■ **TASK**: Each record that follows should be repeated exactly, minus any images.

++++ INFORMATION SHOWN

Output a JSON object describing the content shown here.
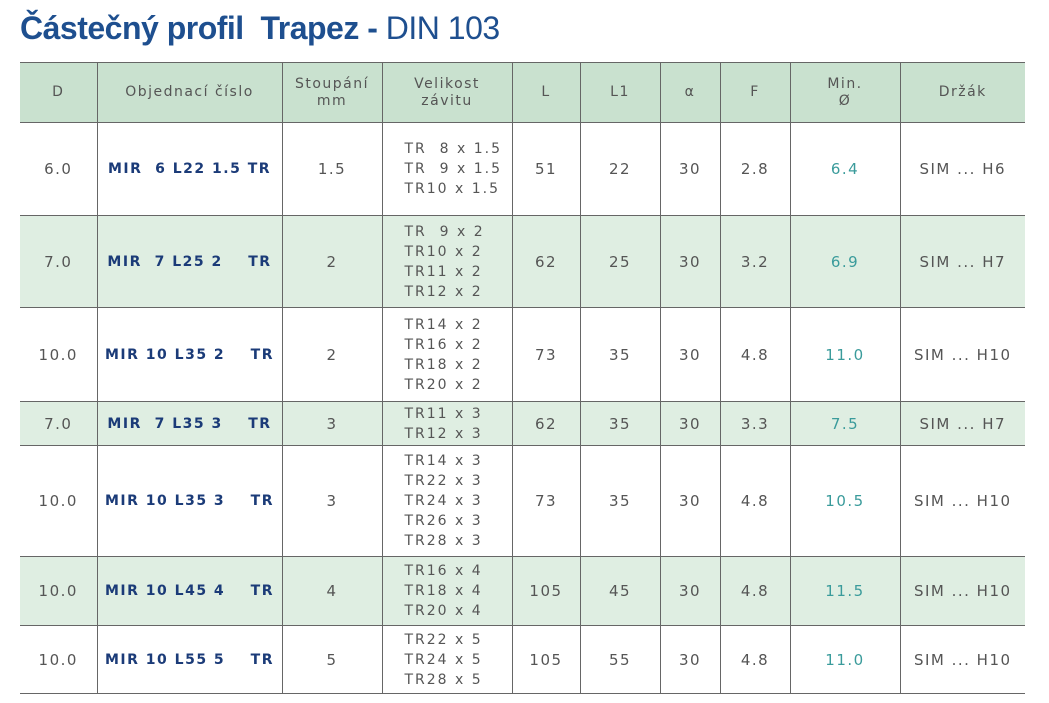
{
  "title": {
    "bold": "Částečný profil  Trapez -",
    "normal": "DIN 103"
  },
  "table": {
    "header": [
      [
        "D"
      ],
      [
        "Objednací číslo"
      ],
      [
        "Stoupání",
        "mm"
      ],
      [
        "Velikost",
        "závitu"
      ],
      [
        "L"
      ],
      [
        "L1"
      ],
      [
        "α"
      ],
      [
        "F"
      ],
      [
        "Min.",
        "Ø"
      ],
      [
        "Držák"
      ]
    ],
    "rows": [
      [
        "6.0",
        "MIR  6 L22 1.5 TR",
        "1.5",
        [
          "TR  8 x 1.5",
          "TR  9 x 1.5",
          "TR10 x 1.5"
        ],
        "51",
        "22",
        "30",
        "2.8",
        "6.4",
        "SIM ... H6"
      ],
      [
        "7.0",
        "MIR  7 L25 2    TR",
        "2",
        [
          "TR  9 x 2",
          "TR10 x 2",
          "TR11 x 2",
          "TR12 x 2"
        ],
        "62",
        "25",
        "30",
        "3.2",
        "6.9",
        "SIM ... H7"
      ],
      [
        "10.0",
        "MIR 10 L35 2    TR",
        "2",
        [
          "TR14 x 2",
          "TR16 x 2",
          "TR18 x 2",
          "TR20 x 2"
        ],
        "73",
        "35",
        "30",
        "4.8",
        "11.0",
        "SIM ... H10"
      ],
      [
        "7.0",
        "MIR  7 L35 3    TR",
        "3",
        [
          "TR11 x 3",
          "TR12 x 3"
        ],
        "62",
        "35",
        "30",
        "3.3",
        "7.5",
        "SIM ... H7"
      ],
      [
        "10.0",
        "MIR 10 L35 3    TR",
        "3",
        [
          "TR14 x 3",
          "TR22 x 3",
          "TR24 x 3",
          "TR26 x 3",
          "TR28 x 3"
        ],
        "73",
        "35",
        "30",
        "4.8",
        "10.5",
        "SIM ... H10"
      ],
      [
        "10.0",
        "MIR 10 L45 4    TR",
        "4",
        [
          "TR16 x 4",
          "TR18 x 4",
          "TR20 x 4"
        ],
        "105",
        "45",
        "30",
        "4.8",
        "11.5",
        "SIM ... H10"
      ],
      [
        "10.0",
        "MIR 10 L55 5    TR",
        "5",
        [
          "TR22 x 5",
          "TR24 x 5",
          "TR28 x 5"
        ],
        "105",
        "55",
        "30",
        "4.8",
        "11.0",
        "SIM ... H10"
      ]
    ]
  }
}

++++++++

■ **RESULT OF THIS EXERCISE**:
Output a JSON object describing the content shown here.
{
  "title": {
    "bold": "Částečný profil  Trapez -",
    "normal": "DIN 103"
  },
  "table": {
    "header": [
      [
        "D"
      ],
      [
        "Objednací číslo"
      ],
      [
        "Stoupání",
        "mm"
      ],
      [
        "Velikost",
        "závitu"
      ],
      [
        "L"
      ],
      [
        "L1"
      ],
      [
        "α"
      ],
      [
        "F"
      ],
      [
        "Min.",
        "Ø"
      ],
      [
        "Držák"
      ]
    ],
    "rows": [
      [
        "6.0",
        "MIR  6 L22 1.5 TR",
        "1.5",
        [
          "TR  8 x 1.5",
          "TR  9 x 1.5",
          "TR10 x 1.5"
        ],
        "51",
        "22",
        "30",
        "2.8",
        "6.4",
        "SIM ... H6"
      ],
      [
        "7.0",
        "MIR  7 L25 2    TR",
        "2",
        [
          "TR  9 x 2",
          "TR10 x 2",
          "TR11 x 2",
          "TR12 x 2"
        ],
        "62",
        "25",
        "30",
        "3.2",
        "6.9",
        "SIM ... H7"
      ],
      [
        "10.0",
        "MIR 10 L35 2    TR",
        "2",
        [
          "TR14 x 2",
          "TR16 x 2",
          "TR18 x 2",
          "TR20 x 2"
        ],
        "73",
        "35",
        "30",
        "4.8",
        "11.0",
        "SIM ... H10"
      ],
      [
        "7.0",
        "MIR  7 L35 3    TR",
        "3",
        [
          "TR11 x 3",
          "TR12 x 3"
        ],
        "62",
        "35",
        "30",
        "3.3",
        "7.5",
        "SIM ... H7"
      ],
      [
        "10.0",
        "MIR 10 L35 3    TR",
        "3",
        [
          "TR14 x 3",
          "TR22 x 3",
          "TR24 x 3",
          "TR26 x 3",
          "TR28 x 3"
        ],
        "73",
        "35",
        "30",
        "4.8",
        "10.5",
        "SIM ... H10"
      ],
      [
        "10.0",
        "MIR 10 L45 4    TR",
        "4",
        [
          "TR16 x 4",
          "TR18 x 4",
          "TR20 x 4"
        ],
        "105",
        "45",
        "30",
        "4.8",
        "11.5",
        "SIM ... H10"
      ],
      [
        "10.0",
        "MIR 10 L55 5    TR",
        "5",
        [
          "TR22 x 5",
          "TR24 x 5",
          "TR28 x 5"
        ],
        "105",
        "55",
        "30",
        "4.8",
        "11.0",
        "SIM ... H10"
      ]
    ]
  }
}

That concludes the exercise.